PROBLEM TO SOLVE:
Report how many lines contain "Shasta". Give the number and nothing else.
►
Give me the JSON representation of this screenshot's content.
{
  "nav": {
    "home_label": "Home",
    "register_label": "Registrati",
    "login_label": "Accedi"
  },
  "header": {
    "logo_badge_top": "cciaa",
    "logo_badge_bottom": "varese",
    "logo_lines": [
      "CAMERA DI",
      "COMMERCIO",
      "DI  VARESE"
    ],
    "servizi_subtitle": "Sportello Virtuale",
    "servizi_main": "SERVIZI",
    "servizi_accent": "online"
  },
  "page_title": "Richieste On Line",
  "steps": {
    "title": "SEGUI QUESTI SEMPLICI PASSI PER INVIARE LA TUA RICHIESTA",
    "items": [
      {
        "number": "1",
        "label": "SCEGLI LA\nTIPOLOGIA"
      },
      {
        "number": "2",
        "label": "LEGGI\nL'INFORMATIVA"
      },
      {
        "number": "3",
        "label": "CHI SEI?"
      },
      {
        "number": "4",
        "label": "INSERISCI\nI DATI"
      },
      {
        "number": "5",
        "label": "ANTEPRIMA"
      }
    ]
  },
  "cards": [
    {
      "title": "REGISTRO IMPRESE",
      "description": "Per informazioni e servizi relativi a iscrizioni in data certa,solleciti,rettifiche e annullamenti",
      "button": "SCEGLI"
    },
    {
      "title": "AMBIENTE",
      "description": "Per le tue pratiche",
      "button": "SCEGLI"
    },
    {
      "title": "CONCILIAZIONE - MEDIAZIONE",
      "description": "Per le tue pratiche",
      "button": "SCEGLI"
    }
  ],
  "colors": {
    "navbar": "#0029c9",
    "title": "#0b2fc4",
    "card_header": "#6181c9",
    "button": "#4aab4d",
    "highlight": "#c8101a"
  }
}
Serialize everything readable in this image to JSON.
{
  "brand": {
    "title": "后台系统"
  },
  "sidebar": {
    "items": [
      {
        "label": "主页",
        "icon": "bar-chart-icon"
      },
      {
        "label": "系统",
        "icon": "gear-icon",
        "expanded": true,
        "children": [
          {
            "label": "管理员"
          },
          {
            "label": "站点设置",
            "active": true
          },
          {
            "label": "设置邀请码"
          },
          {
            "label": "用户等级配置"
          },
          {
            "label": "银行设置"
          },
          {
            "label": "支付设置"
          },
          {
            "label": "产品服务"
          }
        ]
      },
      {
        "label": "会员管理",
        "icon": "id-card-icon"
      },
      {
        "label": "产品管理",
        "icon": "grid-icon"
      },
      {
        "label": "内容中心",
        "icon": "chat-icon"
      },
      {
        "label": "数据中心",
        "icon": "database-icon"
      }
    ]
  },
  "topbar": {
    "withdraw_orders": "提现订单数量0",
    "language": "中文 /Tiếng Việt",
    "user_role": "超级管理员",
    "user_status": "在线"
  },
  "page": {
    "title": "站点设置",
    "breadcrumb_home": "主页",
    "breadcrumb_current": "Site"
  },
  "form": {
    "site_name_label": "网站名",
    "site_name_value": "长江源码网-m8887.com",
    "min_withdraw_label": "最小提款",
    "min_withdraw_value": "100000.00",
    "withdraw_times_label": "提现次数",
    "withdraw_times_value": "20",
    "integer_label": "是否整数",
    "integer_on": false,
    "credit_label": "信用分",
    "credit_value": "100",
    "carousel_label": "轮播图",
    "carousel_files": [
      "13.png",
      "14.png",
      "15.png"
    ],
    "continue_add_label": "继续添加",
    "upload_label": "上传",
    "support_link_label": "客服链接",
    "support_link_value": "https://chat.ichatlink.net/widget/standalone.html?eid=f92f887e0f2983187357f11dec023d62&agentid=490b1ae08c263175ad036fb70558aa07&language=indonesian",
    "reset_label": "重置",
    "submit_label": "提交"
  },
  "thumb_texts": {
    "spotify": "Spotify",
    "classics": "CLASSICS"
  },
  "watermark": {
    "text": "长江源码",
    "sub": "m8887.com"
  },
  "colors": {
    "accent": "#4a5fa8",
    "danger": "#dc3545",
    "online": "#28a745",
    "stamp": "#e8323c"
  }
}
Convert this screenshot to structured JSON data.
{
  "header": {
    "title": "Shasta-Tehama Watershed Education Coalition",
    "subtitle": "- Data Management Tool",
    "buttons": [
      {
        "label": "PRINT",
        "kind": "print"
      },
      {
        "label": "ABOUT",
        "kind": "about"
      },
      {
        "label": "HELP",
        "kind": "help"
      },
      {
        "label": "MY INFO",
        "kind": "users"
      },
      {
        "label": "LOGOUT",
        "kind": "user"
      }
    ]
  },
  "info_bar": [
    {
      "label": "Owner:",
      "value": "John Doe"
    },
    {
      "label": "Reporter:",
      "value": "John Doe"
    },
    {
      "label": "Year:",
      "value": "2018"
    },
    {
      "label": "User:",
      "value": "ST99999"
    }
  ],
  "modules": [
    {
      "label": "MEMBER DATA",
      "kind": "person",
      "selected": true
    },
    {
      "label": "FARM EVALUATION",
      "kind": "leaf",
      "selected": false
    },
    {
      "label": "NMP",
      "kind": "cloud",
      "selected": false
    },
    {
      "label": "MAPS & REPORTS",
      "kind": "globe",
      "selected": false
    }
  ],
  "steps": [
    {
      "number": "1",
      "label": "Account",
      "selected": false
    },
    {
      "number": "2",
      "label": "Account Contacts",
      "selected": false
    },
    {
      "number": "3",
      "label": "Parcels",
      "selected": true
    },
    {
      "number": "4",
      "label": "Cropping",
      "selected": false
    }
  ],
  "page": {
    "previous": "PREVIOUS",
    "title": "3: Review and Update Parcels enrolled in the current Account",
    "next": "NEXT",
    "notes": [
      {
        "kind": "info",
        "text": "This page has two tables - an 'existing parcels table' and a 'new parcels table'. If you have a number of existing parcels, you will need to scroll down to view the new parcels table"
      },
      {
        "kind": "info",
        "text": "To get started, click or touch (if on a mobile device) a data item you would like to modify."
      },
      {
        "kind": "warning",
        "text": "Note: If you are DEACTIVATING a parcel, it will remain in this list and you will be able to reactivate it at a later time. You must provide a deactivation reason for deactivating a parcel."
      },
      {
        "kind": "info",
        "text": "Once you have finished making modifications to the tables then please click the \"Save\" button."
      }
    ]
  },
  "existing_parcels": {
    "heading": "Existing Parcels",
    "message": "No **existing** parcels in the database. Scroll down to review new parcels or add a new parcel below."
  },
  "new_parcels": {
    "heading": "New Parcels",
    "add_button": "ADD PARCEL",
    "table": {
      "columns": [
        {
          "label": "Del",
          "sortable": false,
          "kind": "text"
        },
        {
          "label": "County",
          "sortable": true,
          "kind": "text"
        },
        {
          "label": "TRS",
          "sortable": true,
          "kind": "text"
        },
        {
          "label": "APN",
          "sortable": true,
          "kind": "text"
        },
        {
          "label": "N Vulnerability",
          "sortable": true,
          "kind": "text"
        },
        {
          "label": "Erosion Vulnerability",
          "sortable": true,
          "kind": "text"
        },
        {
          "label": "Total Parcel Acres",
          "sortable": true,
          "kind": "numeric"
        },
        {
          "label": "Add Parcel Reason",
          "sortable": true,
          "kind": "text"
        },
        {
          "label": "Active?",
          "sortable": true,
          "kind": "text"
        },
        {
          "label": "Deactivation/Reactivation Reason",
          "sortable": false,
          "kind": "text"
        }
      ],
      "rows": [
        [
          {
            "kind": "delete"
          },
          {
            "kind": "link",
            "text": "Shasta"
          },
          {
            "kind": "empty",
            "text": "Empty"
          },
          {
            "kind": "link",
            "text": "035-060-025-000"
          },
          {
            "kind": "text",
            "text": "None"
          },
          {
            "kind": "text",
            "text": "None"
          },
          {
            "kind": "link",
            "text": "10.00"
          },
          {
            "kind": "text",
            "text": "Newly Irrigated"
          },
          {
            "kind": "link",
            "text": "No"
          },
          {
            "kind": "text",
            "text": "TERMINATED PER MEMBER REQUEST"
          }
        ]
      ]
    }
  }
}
◄
WRITTEN SOLUTION:
2